[Zapisane pozycje z kolekcji]
__________
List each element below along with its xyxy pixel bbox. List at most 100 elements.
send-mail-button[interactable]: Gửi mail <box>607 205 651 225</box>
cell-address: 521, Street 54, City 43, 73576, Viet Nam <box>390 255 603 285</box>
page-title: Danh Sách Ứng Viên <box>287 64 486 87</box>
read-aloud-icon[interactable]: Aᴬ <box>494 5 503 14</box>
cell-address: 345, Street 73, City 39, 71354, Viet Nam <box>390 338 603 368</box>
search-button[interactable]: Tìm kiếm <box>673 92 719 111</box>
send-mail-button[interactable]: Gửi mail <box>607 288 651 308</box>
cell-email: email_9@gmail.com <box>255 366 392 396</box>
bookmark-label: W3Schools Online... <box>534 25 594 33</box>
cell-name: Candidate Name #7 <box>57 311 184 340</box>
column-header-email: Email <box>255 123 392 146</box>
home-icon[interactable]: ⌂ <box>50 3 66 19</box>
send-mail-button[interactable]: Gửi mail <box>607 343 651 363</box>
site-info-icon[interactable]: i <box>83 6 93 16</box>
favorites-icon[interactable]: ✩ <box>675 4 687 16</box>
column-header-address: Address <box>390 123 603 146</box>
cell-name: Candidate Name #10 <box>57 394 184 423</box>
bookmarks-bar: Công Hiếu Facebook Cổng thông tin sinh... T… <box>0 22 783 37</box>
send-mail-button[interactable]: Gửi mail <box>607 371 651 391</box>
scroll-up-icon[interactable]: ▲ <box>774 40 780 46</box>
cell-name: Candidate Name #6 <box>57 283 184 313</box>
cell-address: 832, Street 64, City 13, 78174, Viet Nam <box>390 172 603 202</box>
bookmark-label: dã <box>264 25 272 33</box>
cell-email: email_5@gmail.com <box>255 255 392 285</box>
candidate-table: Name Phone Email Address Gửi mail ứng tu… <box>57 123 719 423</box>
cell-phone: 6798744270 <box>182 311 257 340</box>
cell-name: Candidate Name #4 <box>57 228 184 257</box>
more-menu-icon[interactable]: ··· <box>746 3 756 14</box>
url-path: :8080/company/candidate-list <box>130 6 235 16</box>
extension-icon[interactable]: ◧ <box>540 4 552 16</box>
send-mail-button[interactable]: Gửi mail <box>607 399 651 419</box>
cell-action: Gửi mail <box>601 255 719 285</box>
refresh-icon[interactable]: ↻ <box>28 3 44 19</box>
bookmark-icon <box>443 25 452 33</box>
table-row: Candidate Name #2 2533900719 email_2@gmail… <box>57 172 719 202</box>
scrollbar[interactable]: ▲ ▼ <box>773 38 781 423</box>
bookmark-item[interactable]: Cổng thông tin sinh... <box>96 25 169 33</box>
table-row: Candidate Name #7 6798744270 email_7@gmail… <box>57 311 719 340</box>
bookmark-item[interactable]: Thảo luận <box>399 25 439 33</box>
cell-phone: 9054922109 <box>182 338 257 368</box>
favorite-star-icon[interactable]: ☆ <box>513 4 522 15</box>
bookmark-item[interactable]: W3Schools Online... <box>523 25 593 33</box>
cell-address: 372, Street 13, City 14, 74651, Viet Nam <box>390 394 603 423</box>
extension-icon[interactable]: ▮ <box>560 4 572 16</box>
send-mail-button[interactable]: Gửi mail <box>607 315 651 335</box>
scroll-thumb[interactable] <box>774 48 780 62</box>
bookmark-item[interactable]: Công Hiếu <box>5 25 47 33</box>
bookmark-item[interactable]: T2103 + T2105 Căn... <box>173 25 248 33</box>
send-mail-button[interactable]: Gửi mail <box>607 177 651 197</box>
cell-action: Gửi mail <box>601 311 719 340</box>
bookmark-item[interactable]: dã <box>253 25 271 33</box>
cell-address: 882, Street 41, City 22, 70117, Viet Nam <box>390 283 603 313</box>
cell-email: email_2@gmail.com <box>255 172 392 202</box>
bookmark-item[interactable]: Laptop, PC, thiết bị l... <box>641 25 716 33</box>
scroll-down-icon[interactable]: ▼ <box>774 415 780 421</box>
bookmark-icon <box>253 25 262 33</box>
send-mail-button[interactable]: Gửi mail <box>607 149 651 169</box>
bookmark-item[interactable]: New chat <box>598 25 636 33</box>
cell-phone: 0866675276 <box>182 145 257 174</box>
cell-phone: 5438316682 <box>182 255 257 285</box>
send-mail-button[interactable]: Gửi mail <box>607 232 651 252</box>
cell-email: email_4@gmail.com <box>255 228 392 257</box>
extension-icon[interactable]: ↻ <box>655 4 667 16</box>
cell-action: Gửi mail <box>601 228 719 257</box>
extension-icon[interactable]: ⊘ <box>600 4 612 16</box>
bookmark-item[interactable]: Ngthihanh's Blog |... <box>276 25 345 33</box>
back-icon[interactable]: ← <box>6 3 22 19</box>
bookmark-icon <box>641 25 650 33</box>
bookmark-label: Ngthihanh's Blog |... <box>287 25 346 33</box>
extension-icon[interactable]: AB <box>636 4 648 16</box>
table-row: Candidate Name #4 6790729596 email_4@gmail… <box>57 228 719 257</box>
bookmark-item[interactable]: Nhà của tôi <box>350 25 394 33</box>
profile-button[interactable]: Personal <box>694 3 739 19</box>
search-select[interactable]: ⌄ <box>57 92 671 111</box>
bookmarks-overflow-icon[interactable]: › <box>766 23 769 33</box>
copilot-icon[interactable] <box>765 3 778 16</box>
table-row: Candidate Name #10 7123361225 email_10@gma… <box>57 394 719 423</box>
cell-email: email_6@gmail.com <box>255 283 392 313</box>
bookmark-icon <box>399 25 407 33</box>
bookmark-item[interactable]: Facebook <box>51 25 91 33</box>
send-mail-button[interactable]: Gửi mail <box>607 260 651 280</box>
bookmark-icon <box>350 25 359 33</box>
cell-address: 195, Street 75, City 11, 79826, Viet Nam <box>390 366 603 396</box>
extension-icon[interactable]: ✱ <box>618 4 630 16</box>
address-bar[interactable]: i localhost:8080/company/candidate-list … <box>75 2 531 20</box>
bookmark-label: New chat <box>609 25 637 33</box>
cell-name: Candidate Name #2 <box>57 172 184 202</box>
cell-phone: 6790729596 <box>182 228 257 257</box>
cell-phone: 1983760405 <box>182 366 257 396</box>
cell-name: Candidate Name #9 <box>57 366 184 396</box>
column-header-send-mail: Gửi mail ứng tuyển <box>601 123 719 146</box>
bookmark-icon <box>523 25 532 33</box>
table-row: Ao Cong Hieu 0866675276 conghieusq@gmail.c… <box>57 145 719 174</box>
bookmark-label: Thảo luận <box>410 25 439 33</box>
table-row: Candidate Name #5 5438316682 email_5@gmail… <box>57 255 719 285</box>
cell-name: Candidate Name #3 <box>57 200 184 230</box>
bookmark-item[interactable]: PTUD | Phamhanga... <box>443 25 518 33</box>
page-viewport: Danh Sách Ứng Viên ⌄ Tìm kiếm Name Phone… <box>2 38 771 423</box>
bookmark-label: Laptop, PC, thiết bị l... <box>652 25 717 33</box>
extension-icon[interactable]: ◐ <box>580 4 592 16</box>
__________
◆ **Opis zadania**: Wypisz ponownie wszystkie powyższe wpisy, odtwarzając każdą linię bez najmniejszej zmiany.

◆ **Wynik zadania**:
List each element below along with its xyxy pixel bbox. List at most 100 elements.
send-mail-button[interactable]: Gửi mail <box>607 205 651 225</box>
cell-address: 521, Street 54, City 43, 73576, Viet Nam <box>390 255 603 285</box>
page-title: Danh Sách Ứng Viên <box>287 64 486 87</box>
read-aloud-icon[interactable]: Aᴬ <box>494 5 503 14</box>
cell-address: 345, Street 73, City 39, 71354, Viet Nam <box>390 338 603 368</box>
search-button[interactable]: Tìm kiếm <box>673 92 719 111</box>
send-mail-button[interactable]: Gửi mail <box>607 288 651 308</box>
cell-email: email_9@gmail.com <box>255 366 392 396</box>
bookmark-label: W3Schools Online... <box>534 25 594 33</box>
cell-name: Candidate Name #7 <box>57 311 184 340</box>
column-header-email: Email <box>255 123 392 146</box>
home-icon[interactable]: ⌂ <box>50 3 66 19</box>
send-mail-button[interactable]: Gửi mail <box>607 343 651 363</box>
site-info-icon[interactable]: i <box>83 6 93 16</box>
favorites-icon[interactable]: ✩ <box>675 4 687 16</box>
column-header-address: Address <box>390 123 603 146</box>
cell-name: Candidate Name #10 <box>57 394 184 423</box>
bookmarks-bar: Công Hiếu Facebook Cổng thông tin sinh... T… <box>0 22 783 37</box>
send-mail-button[interactable]: Gửi mail <box>607 371 651 391</box>
scroll-up-icon[interactable]: ▲ <box>774 40 780 46</box>
cell-name: Candidate Name #6 <box>57 283 184 313</box>
cell-address: 832, Street 64, City 13, 78174, Viet Nam <box>390 172 603 202</box>
bookmark-label: dã <box>264 25 272 33</box>
cell-email: email_5@gmail.com <box>255 255 392 285</box>
candidate-table: Name Phone Email Address Gửi mail ứng tu… <box>57 123 719 423</box>
cell-phone: 6798744270 <box>182 311 257 340</box>
cell-name: Candidate Name #4 <box>57 228 184 257</box>
more-menu-icon[interactable]: ··· <box>746 3 756 14</box>
url-path: :8080/company/candidate-list <box>130 6 235 16</box>
extension-icon[interactable]: ◧ <box>540 4 552 16</box>
send-mail-button[interactable]: Gửi mail <box>607 399 651 419</box>
cell-action: Gửi mail <box>601 255 719 285</box>
refresh-icon[interactable]: ↻ <box>28 3 44 19</box>
bookmark-icon <box>443 25 452 33</box>
table-row: Candidate Name #2 2533900719 email_2@gmail… <box>57 172 719 202</box>
scrollbar[interactable]: ▲ ▼ <box>773 38 781 423</box>
bookmark-item[interactable]: Cổng thông tin sinh... <box>96 25 169 33</box>
table-row: Candidate Name #7 6798744270 email_7@gmail… <box>57 311 719 340</box>
bookmark-item[interactable]: Thảo luận <box>399 25 439 33</box>
cell-phone: 9054922109 <box>182 338 257 368</box>
favorite-star-icon[interactable]: ☆ <box>513 4 522 15</box>
bookmark-item[interactable]: W3Schools Online... <box>523 25 593 33</box>
cell-address: 372, Street 13, City 14, 74651, Viet Nam <box>390 394 603 423</box>
extension-icon[interactable]: ▮ <box>560 4 572 16</box>
send-mail-button[interactable]: Gửi mail <box>607 315 651 335</box>
scroll-thumb[interactable] <box>774 48 780 62</box>
bookmark-item[interactable]: Công Hiếu <box>5 25 47 33</box>
bookmark-item[interactable]: T2103 + T2105 Căn... <box>173 25 248 33</box>
send-mail-button[interactable]: Gửi mail <box>607 177 651 197</box>
cell-action: Gửi mail <box>601 311 719 340</box>
bookmark-item[interactable]: dã <box>253 25 271 33</box>
cell-address: 882, Street 41, City 22, 70117, Viet Nam <box>390 283 603 313</box>
cell-email: email_2@gmail.com <box>255 172 392 202</box>
bookmark-item[interactable]: Laptop, PC, thiết bị l... <box>641 25 716 33</box>
scroll-down-icon[interactable]: ▼ <box>774 415 780 421</box>
bookmark-icon <box>253 25 262 33</box>
send-mail-button[interactable]: Gửi mail <box>607 149 651 169</box>
bookmark-item[interactable]: New chat <box>598 25 636 33</box>
cell-phone: 0866675276 <box>182 145 257 174</box>
cell-phone: 5438316682 <box>182 255 257 285</box>
send-mail-button[interactable]: Gửi mail <box>607 232 651 252</box>
cell-email: email_4@gmail.com <box>255 228 392 257</box>
extension-icon[interactable]: ↻ <box>655 4 667 16</box>
cell-action: Gửi mail <box>601 228 719 257</box>
extension-icon[interactable]: ⊘ <box>600 4 612 16</box>
bookmark-item[interactable]: Ngthihanh's Blog |... <box>276 25 345 33</box>
back-icon[interactable]: ← <box>6 3 22 19</box>
bookmark-icon <box>641 25 650 33</box>
bookmark-label: Ngthihanh's Blog |... <box>287 25 346 33</box>
extension-icon[interactable]: AB <box>636 4 648 16</box>
table-row: Candidate Name #4 6790729596 email_4@gmail… <box>57 228 719 257</box>
bookmark-item[interactable]: Nhà của tôi <box>350 25 394 33</box>
profile-button[interactable]: Personal <box>694 3 739 19</box>
search-select[interactable]: ⌄ <box>57 92 671 111</box>
bookmarks-overflow-icon[interactable]: › <box>766 23 769 33</box>
copilot-icon[interactable] <box>765 3 778 16</box>
table-row: Candidate Name #10 7123361225 email_10@gma… <box>57 394 719 423</box>
cell-email: email_6@gmail.com <box>255 283 392 313</box>
bookmark-icon <box>399 25 407 33</box>
bookmark-item[interactable]: Facebook <box>51 25 91 33</box>
send-mail-button[interactable]: Gửi mail <box>607 260 651 280</box>
bookmark-icon <box>350 25 359 33</box>
cell-address: 195, Street 75, City 11, 79826, Viet Nam <box>390 366 603 396</box>
extension-icon[interactable]: ✱ <box>618 4 630 16</box>
address-bar[interactable]: i localhost:8080/company/candidate-list … <box>75 2 531 20</box>
bookmark-label: New chat <box>609 25 637 33</box>
cell-name: Candidate Name #2 <box>57 172 184 202</box>
cell-phone: 6790729596 <box>182 228 257 257</box>
cell-phone: 1983760405 <box>182 366 257 396</box>
cell-name: Candidate Name #9 <box>57 366 184 396</box>
column-header-send-mail: Gửi mail ứng tuyển <box>601 123 719 146</box>
bookmark-icon <box>523 25 532 33</box>
table-row: Ao Cong Hieu 0866675276 conghieusq@gmail.c… <box>57 145 719 174</box>
bookmark-label: Thảo luận <box>410 25 439 33</box>
table-row: Candidate Name #5 5438316682 email_5@gmail… <box>57 255 719 285</box>
cell-name: Candidate Name #3 <box>57 200 184 230</box>
bookmark-item[interactable]: PTUD | Phamhanga... <box>443 25 518 33</box>
page-viewport: Danh Sách Ứng Viên ⌄ Tìm kiếm Name Phone… <box>2 38 771 423</box>
bookmark-label: Laptop, PC, thiết bị l... <box>652 25 717 33</box>
extension-icon[interactable]: ◐ <box>580 4 592 16</box>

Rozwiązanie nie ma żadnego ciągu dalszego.